In the records below, pick out all lines containing the word "Search".

### Data to use

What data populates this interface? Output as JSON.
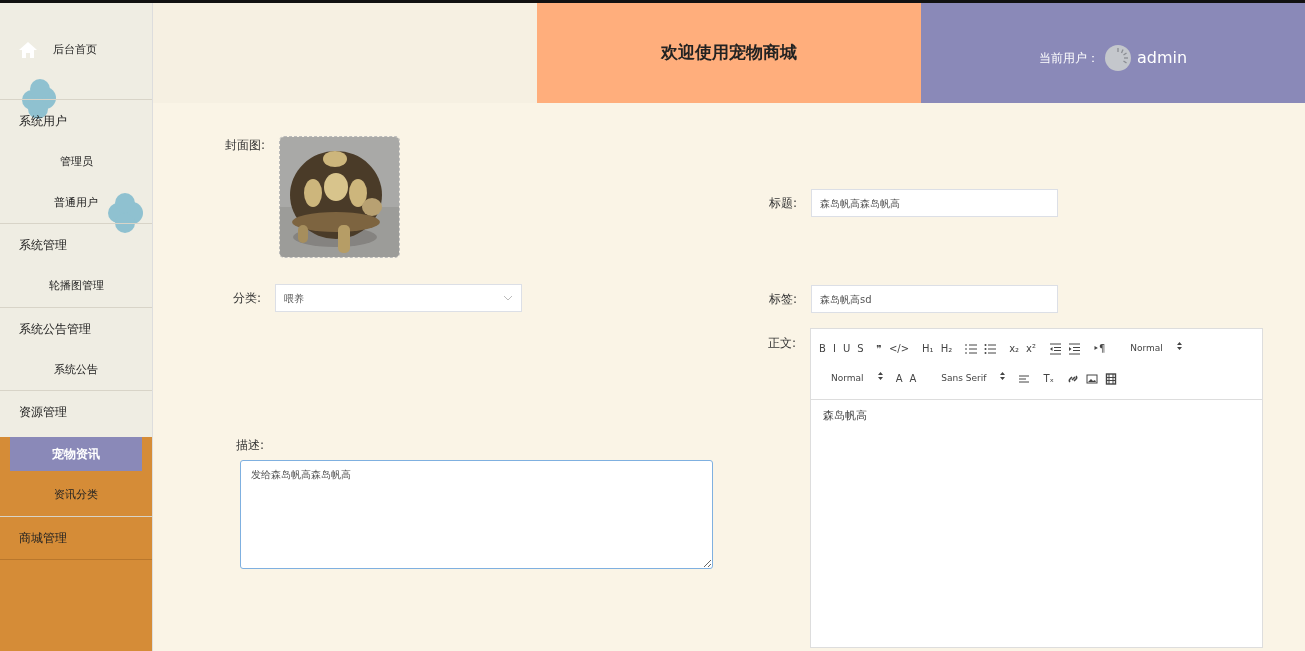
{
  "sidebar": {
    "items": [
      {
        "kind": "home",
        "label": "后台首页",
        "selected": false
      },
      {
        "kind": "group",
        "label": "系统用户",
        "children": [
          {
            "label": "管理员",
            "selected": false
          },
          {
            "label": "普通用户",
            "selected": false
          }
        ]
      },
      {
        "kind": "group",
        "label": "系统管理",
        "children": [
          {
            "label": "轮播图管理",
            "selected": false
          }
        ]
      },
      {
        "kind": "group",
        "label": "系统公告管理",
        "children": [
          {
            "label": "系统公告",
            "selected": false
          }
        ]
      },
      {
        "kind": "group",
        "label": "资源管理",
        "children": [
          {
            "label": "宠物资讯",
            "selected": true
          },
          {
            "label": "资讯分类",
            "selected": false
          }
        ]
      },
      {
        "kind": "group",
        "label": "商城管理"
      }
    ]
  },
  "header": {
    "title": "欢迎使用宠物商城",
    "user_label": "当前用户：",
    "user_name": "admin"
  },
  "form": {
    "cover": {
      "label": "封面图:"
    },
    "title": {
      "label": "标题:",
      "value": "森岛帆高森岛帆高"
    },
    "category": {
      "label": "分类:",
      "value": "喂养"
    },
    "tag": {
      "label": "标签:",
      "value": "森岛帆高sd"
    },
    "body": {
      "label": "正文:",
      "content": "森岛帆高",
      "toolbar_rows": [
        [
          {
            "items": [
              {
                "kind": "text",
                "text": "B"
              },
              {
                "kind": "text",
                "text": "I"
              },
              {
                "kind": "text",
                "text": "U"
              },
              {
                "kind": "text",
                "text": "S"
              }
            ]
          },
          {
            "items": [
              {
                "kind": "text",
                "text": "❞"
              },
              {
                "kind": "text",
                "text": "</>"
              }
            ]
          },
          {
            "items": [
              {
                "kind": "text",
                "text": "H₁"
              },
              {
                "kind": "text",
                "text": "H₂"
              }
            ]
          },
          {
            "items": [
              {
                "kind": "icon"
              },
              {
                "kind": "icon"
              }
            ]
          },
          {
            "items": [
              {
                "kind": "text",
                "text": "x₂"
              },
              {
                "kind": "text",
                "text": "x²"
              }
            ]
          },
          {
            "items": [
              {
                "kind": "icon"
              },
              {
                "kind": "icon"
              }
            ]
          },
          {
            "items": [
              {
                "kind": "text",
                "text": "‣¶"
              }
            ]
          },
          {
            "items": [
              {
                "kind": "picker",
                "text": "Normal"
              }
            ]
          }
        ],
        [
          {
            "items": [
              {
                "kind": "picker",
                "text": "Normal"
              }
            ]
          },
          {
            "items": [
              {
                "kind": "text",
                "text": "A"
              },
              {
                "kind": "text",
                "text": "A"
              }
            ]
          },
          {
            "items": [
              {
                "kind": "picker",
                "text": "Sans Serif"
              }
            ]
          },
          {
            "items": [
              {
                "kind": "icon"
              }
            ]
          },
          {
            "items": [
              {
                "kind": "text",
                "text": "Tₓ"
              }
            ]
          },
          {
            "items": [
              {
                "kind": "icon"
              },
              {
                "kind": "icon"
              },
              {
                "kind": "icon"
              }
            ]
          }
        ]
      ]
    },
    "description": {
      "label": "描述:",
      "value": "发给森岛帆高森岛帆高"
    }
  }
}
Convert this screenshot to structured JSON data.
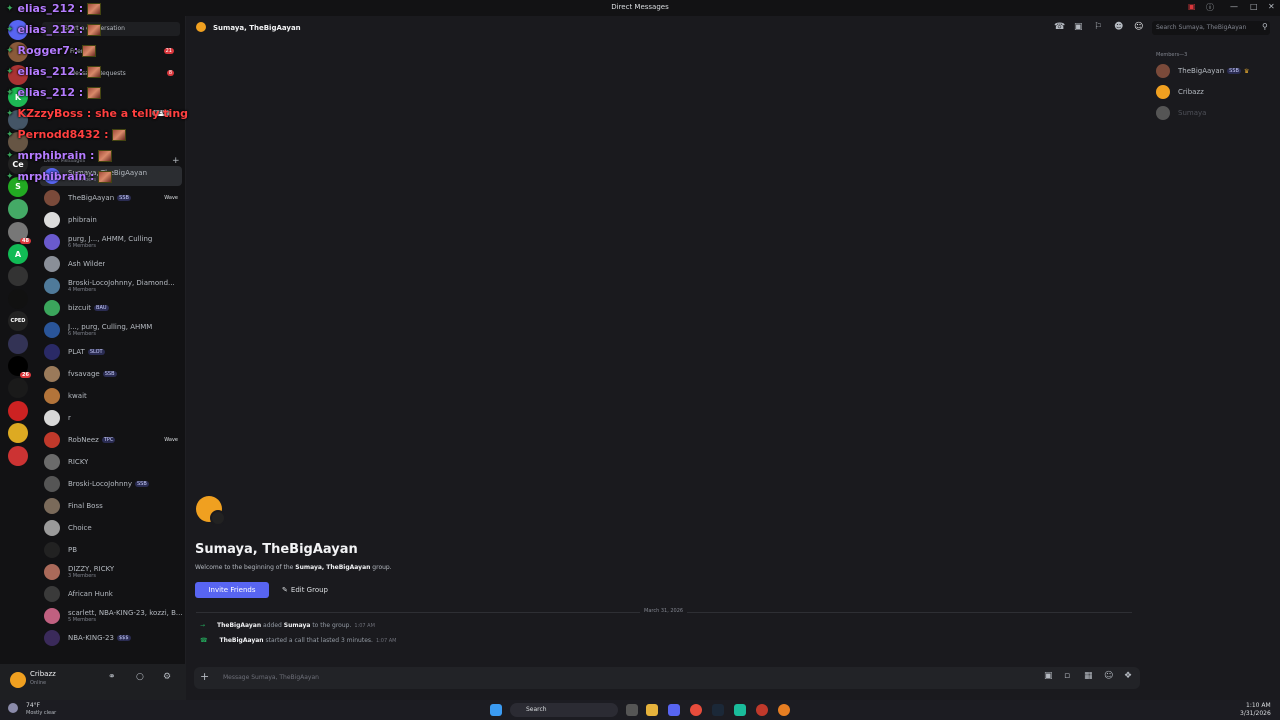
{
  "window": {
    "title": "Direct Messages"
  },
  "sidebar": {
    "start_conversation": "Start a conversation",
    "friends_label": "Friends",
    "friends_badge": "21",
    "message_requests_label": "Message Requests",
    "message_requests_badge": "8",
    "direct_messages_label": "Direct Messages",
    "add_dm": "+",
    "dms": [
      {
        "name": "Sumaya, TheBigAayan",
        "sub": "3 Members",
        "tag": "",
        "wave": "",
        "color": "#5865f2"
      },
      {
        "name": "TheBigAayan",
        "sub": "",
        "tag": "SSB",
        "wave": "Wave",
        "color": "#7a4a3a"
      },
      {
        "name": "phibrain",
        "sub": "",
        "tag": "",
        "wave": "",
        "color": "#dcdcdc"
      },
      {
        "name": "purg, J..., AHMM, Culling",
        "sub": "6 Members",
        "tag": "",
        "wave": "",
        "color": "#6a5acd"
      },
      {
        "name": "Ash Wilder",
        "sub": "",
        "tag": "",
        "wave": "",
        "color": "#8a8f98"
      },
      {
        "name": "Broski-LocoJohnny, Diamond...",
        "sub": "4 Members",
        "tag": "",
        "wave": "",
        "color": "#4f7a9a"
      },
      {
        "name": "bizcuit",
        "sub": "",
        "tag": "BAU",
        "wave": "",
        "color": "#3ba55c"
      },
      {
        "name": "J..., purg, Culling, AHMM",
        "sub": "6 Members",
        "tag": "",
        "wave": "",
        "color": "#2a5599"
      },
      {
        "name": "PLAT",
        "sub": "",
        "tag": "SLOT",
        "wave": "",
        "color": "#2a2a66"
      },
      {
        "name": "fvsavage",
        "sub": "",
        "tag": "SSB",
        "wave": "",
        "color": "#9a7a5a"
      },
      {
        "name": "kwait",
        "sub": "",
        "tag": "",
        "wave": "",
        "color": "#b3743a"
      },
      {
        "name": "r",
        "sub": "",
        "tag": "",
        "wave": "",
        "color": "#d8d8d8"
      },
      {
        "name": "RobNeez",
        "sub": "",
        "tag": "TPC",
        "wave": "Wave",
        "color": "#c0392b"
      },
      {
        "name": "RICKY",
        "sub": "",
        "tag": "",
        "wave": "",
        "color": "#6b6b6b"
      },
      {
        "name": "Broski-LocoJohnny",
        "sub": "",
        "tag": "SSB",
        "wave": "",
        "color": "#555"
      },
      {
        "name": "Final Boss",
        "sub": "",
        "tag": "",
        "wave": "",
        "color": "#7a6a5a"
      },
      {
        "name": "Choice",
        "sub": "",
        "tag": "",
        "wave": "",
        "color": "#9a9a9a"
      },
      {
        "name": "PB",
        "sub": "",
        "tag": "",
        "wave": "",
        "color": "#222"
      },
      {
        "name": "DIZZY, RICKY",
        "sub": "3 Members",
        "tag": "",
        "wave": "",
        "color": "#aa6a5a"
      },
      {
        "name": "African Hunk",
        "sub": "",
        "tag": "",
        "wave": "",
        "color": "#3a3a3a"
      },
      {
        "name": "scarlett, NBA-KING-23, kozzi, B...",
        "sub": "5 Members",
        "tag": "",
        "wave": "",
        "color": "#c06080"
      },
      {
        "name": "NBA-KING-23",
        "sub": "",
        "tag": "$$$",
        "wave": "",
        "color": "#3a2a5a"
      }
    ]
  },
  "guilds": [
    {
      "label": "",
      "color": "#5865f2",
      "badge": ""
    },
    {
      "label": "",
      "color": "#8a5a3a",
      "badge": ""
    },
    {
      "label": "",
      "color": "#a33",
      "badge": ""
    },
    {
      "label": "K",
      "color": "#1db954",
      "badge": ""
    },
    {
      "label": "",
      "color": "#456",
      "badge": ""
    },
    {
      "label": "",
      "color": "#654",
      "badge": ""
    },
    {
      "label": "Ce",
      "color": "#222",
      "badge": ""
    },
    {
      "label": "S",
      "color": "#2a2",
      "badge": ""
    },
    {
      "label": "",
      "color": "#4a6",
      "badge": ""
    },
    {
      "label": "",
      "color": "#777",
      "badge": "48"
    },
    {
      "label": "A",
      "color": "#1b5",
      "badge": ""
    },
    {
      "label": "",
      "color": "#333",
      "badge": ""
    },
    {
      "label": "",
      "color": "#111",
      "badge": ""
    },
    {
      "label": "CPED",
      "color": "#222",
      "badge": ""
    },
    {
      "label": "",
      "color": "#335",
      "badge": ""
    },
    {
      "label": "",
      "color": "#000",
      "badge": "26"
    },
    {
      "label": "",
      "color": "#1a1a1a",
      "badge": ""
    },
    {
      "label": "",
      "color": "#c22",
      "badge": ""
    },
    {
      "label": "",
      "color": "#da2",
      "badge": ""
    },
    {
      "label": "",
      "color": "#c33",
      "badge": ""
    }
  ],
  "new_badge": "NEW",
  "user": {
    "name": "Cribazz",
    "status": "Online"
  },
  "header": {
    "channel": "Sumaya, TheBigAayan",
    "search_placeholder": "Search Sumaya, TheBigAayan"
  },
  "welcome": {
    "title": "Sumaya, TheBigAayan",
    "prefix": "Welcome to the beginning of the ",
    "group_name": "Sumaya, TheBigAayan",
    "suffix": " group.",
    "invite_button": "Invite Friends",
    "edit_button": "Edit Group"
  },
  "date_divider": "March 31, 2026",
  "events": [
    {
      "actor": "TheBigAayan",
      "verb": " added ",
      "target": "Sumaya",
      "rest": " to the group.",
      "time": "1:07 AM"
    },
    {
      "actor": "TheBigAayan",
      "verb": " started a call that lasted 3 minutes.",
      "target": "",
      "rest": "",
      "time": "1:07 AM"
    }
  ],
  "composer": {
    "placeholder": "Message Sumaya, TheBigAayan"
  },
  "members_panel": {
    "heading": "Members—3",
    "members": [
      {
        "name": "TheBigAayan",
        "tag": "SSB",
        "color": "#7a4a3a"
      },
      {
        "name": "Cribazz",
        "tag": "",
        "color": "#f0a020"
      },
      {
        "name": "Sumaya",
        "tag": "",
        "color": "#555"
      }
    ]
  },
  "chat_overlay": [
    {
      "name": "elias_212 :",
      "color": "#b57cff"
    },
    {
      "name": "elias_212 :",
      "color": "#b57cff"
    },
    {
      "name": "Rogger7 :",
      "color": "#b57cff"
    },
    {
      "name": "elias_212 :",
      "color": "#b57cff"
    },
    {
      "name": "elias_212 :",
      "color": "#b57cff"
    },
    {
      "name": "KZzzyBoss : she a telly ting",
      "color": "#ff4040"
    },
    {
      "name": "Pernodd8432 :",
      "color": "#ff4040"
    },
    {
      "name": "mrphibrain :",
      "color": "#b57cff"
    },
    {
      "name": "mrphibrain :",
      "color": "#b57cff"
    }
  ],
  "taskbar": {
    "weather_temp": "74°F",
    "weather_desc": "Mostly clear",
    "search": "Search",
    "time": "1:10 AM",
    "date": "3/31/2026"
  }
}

######

▶ [Response to this task]:
    "search_placeholder": "Search Sumaya, TheBigAayan"
    "search": "Search",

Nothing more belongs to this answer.